** start EXTRACT **
Every consumer creates 10 channels with Prefetch Count = 5.

The problem occurs after consumer service restart (it is a docker swarm service with 4 instances). I noticed that the more consumers I have, the easier it to reproduce the issue. With 4 consumer instances, I can reproduce the issue 5 out of 10 times, while with 2 consumers I was able to reproduce it 2 out of 10 restarts. And with 1 consumer instance, I couldn't reproduce it after 10 restarts.

Some other oddities in RabbitMQ behavior I noticed during the issue:

once message duplication happens I always have stuck Unacked messages. The number of unacked messages doesn't change over time and the value is always a multiple of 50 (10 channels * 5 prefetch count). I observed this correlation every time I saw message duplication on the consumer side (10+ times).
when duplicate messages are received, they both have redelivered property = false (as if it was delivered for the first time).
in web management, all stuck unacked messages are shown only at the queue and connection level, but at the channels page, all Unacked counters are 0.

The problem was solved after I renamed exchange+queue. Basically, I appended v2 to the previous names of exchange and queue.
With a new set of exchange+queue I tried restarting my consumers 10 times and didn't see the issue. My "bad" pair of queue&exchange are still on the server and after I re-pointed my producer and consumer to the original queue, I was able to reproduce the issue 3 out of 5 restarts. So I believe this is something specific to a particular instance of a queue or exchange. Also, I believe this happened after we had an incident in our prod environment. One host server in the swarm cluster ran out of available memory. DevOps team just killed the app with a memory leak and RabbitMQ restored itself. At the same moment we started to see stuck unacked messages for the first time.
** end EXTRACT **
• OBJECTIVE A: Copy the listing's lines from the one containing "facet-strip-label: AIC <box>433" up to and including the one containing "data-point <box>1169 786 1178 795</box>".
** start INPUT DATA **
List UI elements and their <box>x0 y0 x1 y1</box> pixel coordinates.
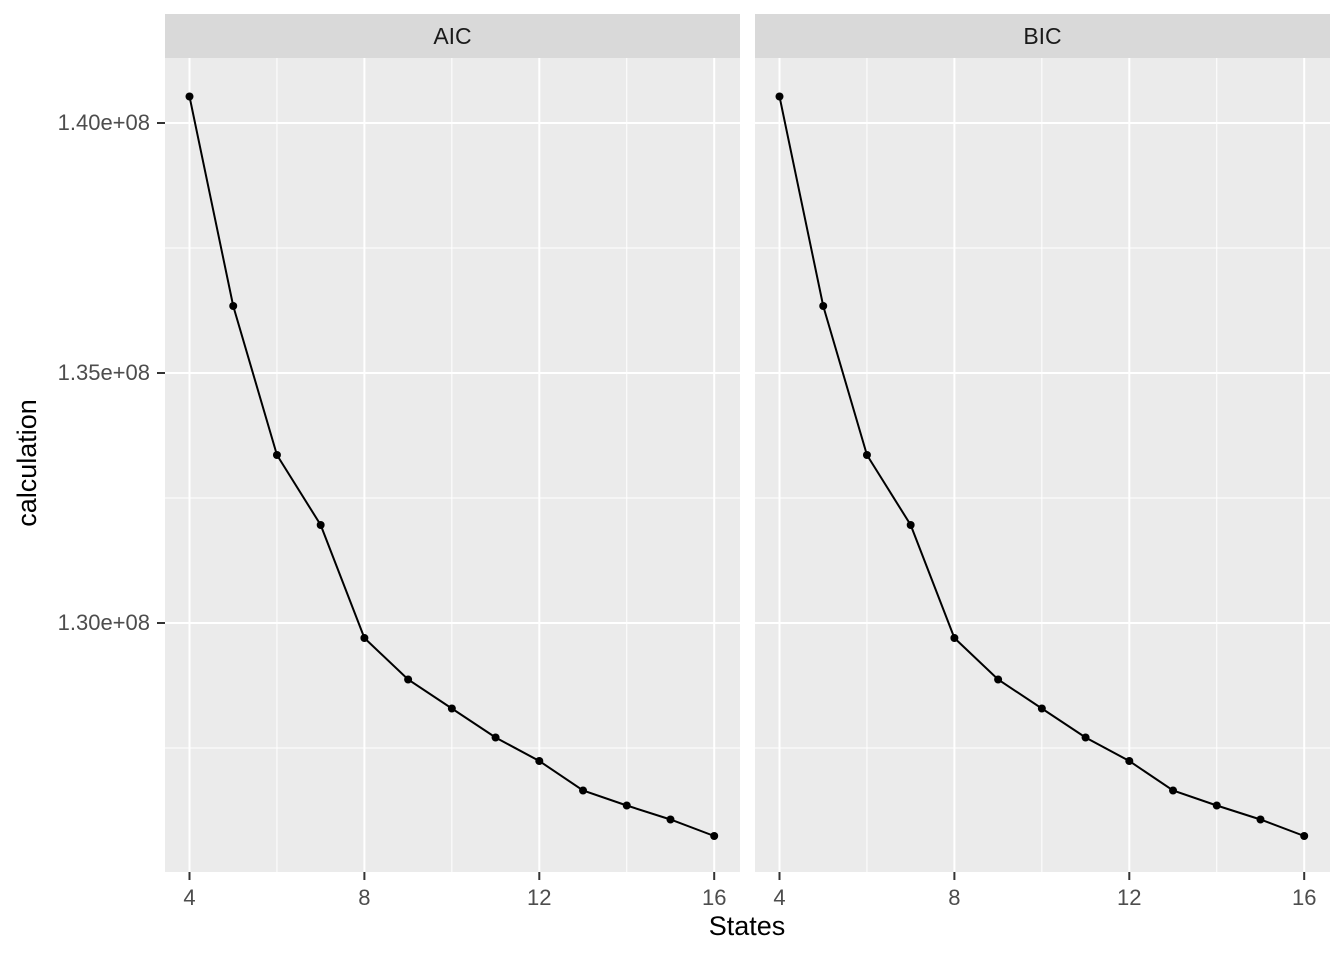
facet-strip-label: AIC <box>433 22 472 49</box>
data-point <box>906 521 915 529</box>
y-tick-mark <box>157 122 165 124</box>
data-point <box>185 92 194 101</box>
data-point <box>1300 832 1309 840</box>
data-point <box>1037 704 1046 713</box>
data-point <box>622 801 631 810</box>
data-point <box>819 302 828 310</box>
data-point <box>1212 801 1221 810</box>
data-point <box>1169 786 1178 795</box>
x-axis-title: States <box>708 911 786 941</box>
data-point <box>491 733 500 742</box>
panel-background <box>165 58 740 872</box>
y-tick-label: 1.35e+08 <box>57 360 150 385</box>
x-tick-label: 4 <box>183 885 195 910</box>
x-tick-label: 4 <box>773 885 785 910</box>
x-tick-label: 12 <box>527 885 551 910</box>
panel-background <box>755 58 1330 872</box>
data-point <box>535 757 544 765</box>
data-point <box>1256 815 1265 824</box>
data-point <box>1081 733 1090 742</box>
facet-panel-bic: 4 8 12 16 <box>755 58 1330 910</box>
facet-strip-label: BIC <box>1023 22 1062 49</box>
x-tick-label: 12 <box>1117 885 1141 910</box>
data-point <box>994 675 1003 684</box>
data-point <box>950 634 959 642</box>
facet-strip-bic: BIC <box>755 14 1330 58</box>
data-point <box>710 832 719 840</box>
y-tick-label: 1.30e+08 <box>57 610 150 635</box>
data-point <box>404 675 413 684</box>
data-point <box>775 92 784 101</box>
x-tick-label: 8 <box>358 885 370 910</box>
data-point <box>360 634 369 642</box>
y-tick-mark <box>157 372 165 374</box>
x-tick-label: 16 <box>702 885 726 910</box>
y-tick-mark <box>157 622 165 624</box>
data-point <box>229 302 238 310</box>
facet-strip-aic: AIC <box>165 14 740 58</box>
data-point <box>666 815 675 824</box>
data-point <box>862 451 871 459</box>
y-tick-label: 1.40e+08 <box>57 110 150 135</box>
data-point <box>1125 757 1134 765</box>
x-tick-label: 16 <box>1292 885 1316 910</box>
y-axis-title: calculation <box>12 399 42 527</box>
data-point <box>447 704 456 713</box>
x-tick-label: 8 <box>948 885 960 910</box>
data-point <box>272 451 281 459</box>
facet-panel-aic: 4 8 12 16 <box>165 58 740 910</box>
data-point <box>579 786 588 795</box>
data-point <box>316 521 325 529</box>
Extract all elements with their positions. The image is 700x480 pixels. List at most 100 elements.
** end INPUT DATA **
• OBJECTIVE B: Carry on the post about duplicated and stuck unacked RabbitMQ messages from the point where it stops.

• RESPONSE A:
facet-strip-label: AIC <box>433 22 472 49</box>
data-point <box>906 521 915 529</box>
y-tick-mark <box>157 122 165 124</box>
data-point <box>185 92 194 101</box>
data-point <box>1300 832 1309 840</box>
data-point <box>1037 704 1046 713</box>
data-point <box>622 801 631 810</box>
data-point <box>819 302 828 310</box>
data-point <box>1212 801 1221 810</box>
data-point <box>1169 786 1178 795</box>

• RESPONSE B:
Also, DevOps team confirmed that the metadata of our Old and New exchange and Old and New queue in DETS file are identical.

Some additional details about Rabbit setup:
CONFIG:
loopback_users.admin = false
cluster_formation.peer_discovery_backend = classic_config
cluster_formation.node_cleanup.only_log_warning = true
cluster_formation.classic_config.nodes.1 = rabbit@rabbitmq-1
cluster_formation.classic_config.nodes.2 = rabbit@rabbitmq-2
cluster_formation.classic_config.nodes.3 = rabbit@rabbitmq-3
cluster_formation.classic_config.nodes.4 = rabbit@rabbitmq-4
cluster_partition_handling = autoheal
#Flow Control is triggered if memory usage above %80.
vm_memory_high_watermark.relative = 0.8
#Flow Control is triggered if free disk size below 5GB.
disk_free_limit.absolute = 5GB
prometheus.return_per_object_metrics = true
Plugins
[rabbitmq_prometheus,
rabbitmq_management,
rabbitmq_federation,
rabbitmq_federation_management,
rabbitmq_shovel,
rabbitmq_shovel_management].

Leader
rabbit@rabbitmq-1
Online
rabbit@rabbitmq-2
rabbit@rabbitmq-1
rabbit@rabbitmq-3
Members
rabbit@rabbitmq-2
rabbit@rabbitmq-1
rabbit@rabbitmq-3

Will be happy to provide any further details.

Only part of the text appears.